[Collected data]
--------------------
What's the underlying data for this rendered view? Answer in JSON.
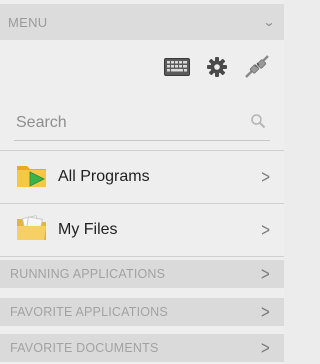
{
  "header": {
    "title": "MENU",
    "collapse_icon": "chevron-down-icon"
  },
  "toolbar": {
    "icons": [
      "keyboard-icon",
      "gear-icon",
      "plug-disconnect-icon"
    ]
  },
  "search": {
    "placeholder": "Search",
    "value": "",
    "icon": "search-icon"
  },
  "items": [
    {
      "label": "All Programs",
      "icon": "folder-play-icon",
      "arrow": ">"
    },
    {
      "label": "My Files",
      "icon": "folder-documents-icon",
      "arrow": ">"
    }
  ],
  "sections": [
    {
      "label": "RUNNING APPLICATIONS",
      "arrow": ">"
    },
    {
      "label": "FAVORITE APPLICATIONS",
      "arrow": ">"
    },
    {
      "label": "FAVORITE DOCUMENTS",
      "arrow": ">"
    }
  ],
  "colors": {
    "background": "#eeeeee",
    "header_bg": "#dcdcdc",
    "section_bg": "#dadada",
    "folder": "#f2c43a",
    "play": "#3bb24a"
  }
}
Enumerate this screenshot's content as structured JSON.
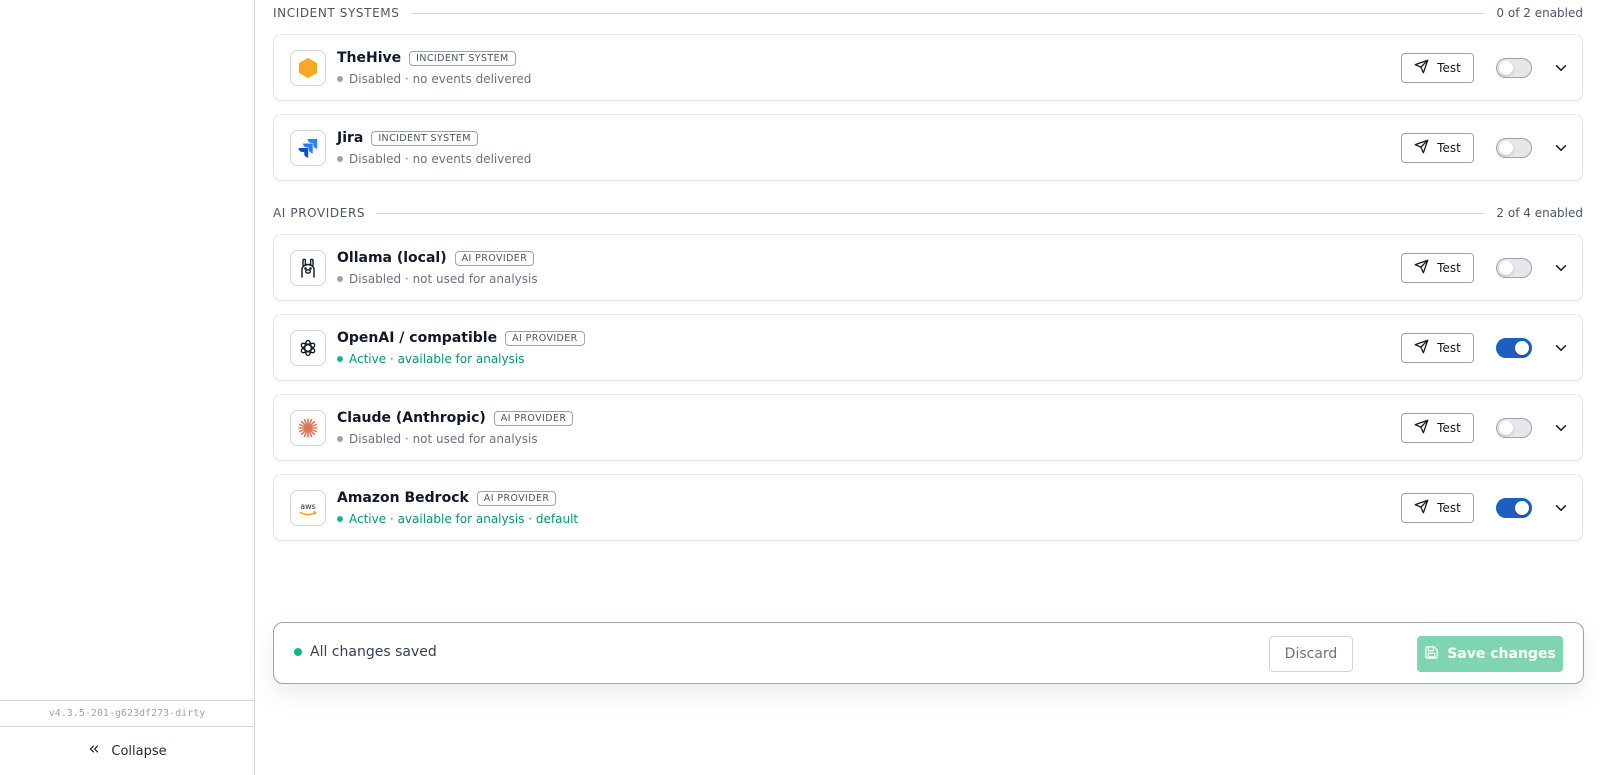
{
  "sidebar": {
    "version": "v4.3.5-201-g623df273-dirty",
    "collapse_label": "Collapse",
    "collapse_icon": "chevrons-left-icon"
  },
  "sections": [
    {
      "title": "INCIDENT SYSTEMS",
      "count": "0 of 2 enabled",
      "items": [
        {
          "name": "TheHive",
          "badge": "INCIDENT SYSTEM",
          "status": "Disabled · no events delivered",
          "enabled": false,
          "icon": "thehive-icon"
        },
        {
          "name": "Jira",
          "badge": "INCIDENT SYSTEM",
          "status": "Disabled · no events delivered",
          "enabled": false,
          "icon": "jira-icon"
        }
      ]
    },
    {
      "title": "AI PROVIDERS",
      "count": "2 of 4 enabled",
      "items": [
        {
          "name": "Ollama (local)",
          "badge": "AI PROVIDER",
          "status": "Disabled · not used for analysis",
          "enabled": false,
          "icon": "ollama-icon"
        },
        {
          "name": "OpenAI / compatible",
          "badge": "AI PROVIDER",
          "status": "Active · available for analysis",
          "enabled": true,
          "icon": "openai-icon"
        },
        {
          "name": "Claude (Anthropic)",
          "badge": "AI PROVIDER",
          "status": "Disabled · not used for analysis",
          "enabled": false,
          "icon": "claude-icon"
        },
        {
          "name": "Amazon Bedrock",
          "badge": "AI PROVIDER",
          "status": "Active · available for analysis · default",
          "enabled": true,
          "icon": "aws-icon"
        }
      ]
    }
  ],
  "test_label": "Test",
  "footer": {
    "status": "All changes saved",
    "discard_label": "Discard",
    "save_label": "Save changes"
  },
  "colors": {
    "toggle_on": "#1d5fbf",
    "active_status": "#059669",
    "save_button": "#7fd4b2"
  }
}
--------------------
● **TASK TO COMPLETE**
Search the lines above for the string "FAVORITE" and copy each line that has it.

● **EXERCISE OUTPUT**
      "label": "FAVORITE APPLICATIONS",
      "label": "FAVORITE DOCUMENTS",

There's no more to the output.